### TASK TO COMPLETE
All the data should be repeated exactly. Any image in it is left out.
----
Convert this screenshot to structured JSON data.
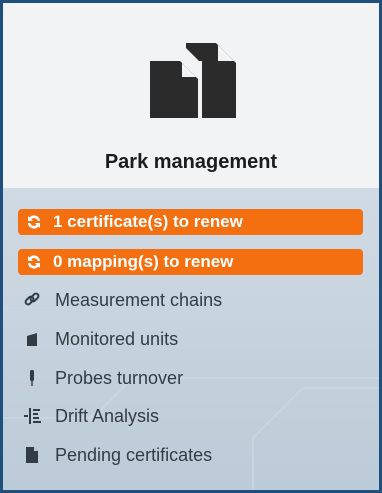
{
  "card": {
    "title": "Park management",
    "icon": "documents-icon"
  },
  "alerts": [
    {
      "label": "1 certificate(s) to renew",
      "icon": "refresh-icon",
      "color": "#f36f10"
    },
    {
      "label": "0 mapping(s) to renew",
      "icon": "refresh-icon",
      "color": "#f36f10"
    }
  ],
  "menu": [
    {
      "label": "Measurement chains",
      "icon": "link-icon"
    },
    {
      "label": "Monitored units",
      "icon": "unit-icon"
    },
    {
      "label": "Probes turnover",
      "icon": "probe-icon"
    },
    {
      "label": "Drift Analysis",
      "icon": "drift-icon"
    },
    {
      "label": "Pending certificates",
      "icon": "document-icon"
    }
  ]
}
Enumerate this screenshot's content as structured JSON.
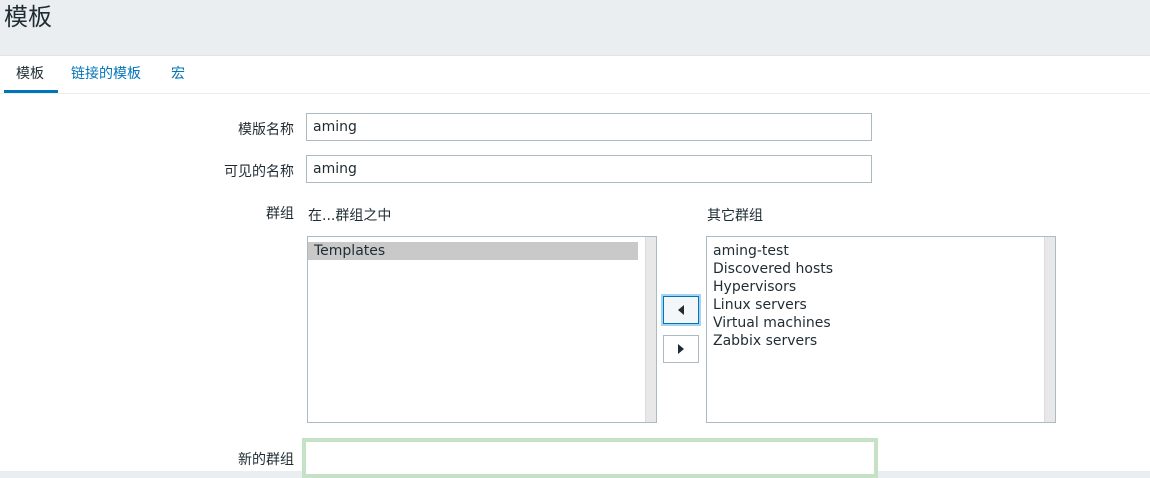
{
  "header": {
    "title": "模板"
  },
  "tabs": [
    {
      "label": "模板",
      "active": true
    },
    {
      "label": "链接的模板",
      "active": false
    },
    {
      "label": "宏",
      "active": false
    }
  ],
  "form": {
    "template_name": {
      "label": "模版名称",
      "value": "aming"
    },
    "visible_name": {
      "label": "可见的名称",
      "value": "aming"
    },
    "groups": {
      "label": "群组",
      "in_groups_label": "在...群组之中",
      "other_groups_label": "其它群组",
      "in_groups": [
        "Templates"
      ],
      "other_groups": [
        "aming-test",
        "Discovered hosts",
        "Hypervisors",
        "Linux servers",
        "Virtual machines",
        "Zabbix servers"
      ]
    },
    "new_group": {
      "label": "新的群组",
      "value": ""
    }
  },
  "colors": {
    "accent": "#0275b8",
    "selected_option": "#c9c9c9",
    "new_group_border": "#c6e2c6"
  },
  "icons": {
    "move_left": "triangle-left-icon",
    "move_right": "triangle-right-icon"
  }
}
----
### EXPECTED ANSWER
Convert this screenshot to structured JSON data.
{
  "card": {
    "title": "Park management",
    "icon": "documents-icon"
  },
  "alerts": [
    {
      "label": "1 certificate(s) to renew",
      "icon": "refresh-icon",
      "color": "#f36f10"
    },
    {
      "label": "0 mapping(s) to renew",
      "icon": "refresh-icon",
      "color": "#f36f10"
    }
  ],
  "menu": [
    {
      "label": "Measurement chains",
      "icon": "link-icon"
    },
    {
      "label": "Monitored units",
      "icon": "unit-icon"
    },
    {
      "label": "Probes turnover",
      "icon": "probe-icon"
    },
    {
      "label": "Drift Analysis",
      "icon": "drift-icon"
    },
    {
      "label": "Pending certificates",
      "icon": "document-icon"
    }
  ]
}
Enumerate this screenshot's content as structured JSON.
{
  "header": {
    "title": "模板"
  },
  "tabs": [
    {
      "label": "模板",
      "active": true
    },
    {
      "label": "链接的模板",
      "active": false
    },
    {
      "label": "宏",
      "active": false
    }
  ],
  "form": {
    "template_name": {
      "label": "模版名称",
      "value": "aming"
    },
    "visible_name": {
      "label": "可见的名称",
      "value": "aming"
    },
    "groups": {
      "label": "群组",
      "in_groups_label": "在...群组之中",
      "other_groups_label": "其它群组",
      "in_groups": [
        "Templates"
      ],
      "other_groups": [
        "aming-test",
        "Discovered hosts",
        "Hypervisors",
        "Linux servers",
        "Virtual machines",
        "Zabbix servers"
      ]
    },
    "new_group": {
      "label": "新的群组",
      "value": ""
    }
  },
  "colors": {
    "accent": "#0275b8",
    "selected_option": "#c9c9c9",
    "new_group_border": "#c6e2c6"
  },
  "icons": {
    "move_left": "triangle-left-icon",
    "move_right": "triangle-right-icon"
  }
}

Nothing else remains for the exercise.